:: CHALLENGE ::
Tally how many lines hold the string "content". Your reply should be that number alone.

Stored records
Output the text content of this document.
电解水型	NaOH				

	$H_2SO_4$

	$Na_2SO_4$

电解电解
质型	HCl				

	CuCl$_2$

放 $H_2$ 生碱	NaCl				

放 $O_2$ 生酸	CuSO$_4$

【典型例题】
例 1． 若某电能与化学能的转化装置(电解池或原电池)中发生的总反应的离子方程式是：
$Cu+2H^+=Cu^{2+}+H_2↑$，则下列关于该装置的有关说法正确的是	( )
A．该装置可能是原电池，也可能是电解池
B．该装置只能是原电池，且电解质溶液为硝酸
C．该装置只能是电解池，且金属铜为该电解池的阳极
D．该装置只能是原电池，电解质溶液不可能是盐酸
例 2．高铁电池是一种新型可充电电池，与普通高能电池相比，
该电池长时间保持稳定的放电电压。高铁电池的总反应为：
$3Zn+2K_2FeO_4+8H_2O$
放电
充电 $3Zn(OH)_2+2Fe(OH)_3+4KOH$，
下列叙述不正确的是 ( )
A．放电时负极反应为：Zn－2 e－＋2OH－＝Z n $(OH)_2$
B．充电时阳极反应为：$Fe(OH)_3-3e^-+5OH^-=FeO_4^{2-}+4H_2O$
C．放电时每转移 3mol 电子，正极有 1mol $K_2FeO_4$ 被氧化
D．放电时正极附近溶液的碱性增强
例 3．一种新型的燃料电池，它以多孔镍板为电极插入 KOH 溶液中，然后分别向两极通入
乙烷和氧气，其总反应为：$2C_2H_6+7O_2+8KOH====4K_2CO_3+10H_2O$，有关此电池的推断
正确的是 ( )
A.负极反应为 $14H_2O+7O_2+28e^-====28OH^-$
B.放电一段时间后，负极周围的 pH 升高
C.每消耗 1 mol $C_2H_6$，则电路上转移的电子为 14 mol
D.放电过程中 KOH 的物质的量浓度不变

...

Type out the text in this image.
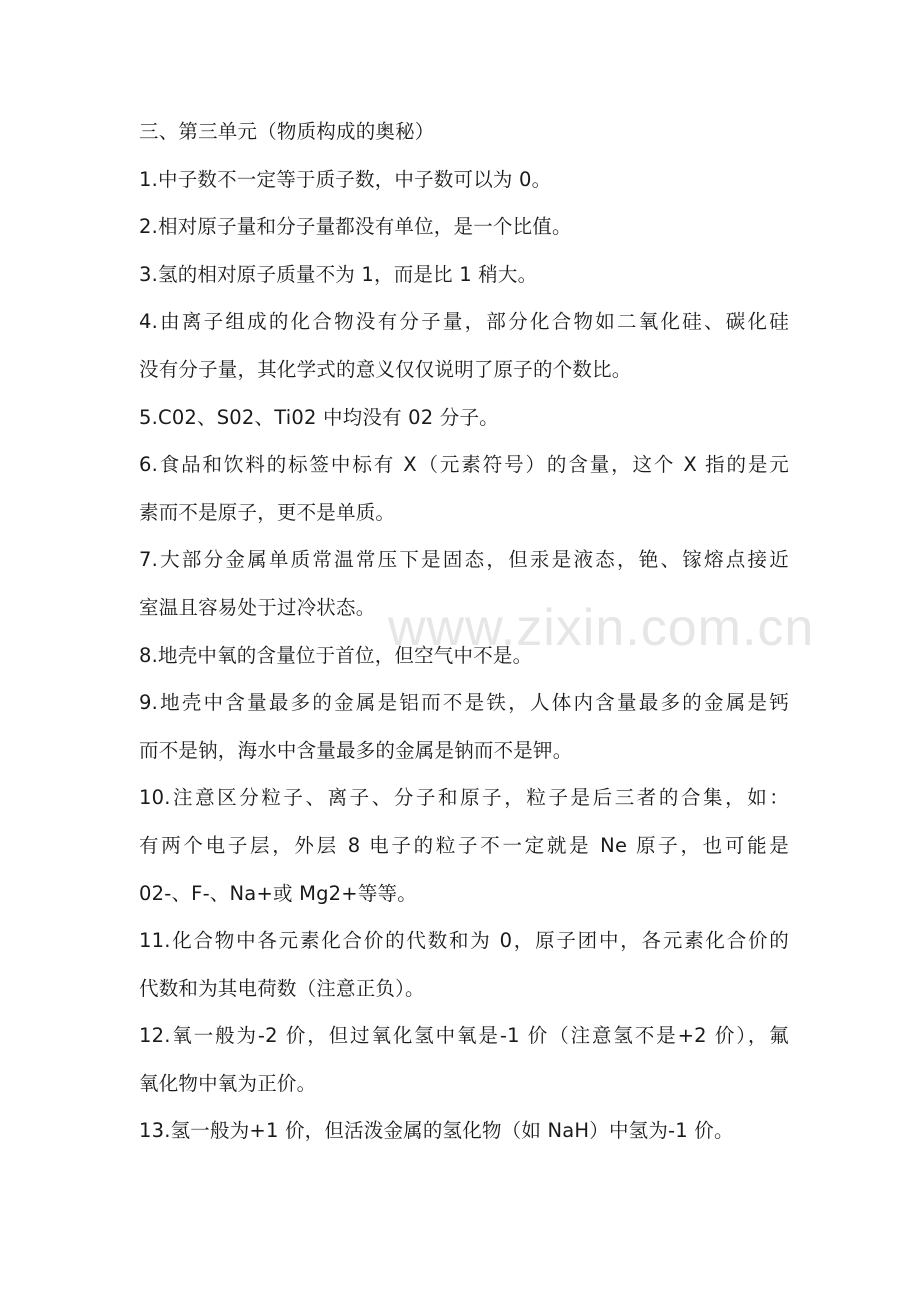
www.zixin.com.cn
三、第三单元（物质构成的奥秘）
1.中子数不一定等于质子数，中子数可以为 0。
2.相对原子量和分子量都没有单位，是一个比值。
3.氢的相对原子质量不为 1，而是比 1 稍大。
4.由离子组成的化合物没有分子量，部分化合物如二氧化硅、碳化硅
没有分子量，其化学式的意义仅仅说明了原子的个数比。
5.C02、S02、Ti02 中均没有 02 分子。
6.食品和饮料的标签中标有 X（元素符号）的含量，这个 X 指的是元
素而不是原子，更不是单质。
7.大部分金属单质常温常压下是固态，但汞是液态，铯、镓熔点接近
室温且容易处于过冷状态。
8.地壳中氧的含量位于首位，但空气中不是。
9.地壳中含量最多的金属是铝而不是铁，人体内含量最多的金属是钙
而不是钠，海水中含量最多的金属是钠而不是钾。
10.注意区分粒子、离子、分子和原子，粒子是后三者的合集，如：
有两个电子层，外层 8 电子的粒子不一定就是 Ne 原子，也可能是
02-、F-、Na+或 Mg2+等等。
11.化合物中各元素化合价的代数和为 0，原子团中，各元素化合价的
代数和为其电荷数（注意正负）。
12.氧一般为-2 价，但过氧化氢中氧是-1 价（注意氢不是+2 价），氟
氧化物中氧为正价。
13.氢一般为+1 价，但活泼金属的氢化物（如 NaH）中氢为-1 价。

--

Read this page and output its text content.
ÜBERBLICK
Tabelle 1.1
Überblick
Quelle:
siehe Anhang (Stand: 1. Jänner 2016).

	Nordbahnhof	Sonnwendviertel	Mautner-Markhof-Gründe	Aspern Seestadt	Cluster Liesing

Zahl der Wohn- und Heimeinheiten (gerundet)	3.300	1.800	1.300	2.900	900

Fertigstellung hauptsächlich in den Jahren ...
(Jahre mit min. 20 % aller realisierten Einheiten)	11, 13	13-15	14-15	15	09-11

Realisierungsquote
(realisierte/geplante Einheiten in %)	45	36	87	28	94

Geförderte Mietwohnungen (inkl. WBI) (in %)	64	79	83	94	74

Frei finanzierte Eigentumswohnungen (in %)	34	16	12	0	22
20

:: COMPLETE OUTPUT ::
2